_WORK TO COMPLETE_: Locate every line in the records below that contains the word "profile" and copy each of those lines.

_Entries drawn from a collection_:
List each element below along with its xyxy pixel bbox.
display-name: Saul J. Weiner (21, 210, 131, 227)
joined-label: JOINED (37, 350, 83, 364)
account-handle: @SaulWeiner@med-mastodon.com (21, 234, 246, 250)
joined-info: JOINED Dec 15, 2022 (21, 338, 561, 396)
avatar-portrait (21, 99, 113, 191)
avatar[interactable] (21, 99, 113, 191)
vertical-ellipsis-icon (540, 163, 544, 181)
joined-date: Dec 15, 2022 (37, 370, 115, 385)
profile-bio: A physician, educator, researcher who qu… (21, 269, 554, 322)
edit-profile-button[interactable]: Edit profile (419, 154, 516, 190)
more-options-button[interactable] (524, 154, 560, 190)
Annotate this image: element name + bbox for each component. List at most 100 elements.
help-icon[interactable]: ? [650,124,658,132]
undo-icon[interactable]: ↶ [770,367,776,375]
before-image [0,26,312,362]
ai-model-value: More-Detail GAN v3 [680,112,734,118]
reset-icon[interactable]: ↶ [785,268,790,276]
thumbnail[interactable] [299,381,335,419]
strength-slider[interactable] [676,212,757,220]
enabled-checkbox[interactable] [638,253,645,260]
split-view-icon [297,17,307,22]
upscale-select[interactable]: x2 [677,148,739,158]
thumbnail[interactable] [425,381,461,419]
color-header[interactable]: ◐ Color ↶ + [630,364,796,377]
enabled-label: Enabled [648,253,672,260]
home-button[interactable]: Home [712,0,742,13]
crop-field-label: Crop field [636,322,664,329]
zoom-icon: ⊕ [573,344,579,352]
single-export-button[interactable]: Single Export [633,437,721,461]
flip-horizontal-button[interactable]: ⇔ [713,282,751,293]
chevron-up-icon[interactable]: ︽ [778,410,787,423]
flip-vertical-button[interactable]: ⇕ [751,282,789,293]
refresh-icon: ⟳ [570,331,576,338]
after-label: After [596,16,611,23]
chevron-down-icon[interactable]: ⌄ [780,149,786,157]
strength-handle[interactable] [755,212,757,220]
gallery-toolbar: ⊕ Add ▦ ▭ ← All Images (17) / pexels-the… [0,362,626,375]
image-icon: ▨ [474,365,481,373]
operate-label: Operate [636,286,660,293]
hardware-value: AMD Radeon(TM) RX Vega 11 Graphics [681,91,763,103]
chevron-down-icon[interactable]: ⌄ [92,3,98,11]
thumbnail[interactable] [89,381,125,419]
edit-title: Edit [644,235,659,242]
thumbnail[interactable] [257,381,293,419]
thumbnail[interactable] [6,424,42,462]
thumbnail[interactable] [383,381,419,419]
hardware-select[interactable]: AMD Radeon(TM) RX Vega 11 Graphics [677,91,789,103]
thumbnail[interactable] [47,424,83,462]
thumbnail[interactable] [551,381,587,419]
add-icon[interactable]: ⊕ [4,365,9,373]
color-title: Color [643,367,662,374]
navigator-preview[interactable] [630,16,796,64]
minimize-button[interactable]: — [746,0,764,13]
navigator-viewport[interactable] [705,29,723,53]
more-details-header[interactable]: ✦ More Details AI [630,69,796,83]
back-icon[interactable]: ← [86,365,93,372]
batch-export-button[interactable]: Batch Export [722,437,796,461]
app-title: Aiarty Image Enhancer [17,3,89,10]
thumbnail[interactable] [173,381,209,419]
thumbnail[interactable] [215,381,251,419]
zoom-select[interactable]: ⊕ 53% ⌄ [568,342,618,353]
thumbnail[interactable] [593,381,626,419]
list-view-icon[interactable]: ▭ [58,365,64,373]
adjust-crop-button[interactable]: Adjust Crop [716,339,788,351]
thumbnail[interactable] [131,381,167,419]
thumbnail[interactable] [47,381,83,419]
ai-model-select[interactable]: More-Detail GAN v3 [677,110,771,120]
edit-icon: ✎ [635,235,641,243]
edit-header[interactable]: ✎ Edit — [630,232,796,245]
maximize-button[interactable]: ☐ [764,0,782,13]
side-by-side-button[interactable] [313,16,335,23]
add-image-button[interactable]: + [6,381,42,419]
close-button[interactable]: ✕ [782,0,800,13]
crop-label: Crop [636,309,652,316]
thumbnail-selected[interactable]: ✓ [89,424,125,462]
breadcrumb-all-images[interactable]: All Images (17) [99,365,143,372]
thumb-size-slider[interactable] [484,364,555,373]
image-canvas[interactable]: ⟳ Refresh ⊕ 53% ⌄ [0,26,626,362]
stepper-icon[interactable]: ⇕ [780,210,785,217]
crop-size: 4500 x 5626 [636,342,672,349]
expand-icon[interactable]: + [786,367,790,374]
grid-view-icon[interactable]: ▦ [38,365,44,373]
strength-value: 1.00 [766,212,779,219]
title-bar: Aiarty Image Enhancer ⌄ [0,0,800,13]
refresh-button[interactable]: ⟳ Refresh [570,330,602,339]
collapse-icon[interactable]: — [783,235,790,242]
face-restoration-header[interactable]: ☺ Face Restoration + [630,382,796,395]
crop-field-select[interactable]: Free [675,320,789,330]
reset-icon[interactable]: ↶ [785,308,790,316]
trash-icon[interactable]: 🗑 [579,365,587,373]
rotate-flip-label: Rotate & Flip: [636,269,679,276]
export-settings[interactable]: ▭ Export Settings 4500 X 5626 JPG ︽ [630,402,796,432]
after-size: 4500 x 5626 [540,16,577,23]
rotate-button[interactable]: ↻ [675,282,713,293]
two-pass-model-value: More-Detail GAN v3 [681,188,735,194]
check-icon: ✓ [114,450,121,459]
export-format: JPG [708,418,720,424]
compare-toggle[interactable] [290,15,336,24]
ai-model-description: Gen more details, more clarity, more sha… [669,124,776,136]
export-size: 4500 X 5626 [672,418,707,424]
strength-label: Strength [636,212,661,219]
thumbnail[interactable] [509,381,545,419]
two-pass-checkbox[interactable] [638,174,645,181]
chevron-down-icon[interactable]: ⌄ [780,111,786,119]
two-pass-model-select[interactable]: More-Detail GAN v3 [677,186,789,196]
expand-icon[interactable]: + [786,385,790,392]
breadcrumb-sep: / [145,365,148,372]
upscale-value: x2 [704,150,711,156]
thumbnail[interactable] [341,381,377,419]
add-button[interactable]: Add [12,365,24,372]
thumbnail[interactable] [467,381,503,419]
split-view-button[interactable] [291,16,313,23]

_WRITTEN ANSWER_:
profile-bio: A physician, educator, researcher who qu… (21, 269, 554, 322)
edit-profile-button[interactable]: Edit profile (419, 154, 516, 190)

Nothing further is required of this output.